**Given entries:**
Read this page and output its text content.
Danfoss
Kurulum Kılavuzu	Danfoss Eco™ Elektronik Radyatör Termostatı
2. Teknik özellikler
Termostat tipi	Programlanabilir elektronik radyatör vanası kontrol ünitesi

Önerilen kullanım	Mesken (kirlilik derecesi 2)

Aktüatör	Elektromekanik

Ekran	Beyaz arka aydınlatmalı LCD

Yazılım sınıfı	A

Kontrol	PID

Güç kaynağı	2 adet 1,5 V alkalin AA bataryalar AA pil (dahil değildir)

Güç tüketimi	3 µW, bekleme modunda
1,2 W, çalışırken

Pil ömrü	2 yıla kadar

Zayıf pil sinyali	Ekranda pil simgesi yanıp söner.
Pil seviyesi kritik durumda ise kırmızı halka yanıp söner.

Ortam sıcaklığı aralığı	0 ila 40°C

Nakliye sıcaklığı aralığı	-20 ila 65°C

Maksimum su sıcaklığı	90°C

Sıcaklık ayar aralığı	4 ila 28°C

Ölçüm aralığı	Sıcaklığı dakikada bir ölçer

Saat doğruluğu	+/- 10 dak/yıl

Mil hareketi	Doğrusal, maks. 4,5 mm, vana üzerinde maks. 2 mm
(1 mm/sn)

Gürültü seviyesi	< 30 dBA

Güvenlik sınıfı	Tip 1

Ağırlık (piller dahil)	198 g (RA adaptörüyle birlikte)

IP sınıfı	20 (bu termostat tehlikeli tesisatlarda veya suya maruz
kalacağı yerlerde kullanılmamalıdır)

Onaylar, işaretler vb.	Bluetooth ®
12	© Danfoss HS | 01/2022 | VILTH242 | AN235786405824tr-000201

**Your objective:**
Search the records for the word "seviyesi". Copy every line that has it.

**Exercise response:**
Pil seviyesi kritik durumda ise kırmızı halka yanıp söner.
Gürültü seviyesi	< 30 dBA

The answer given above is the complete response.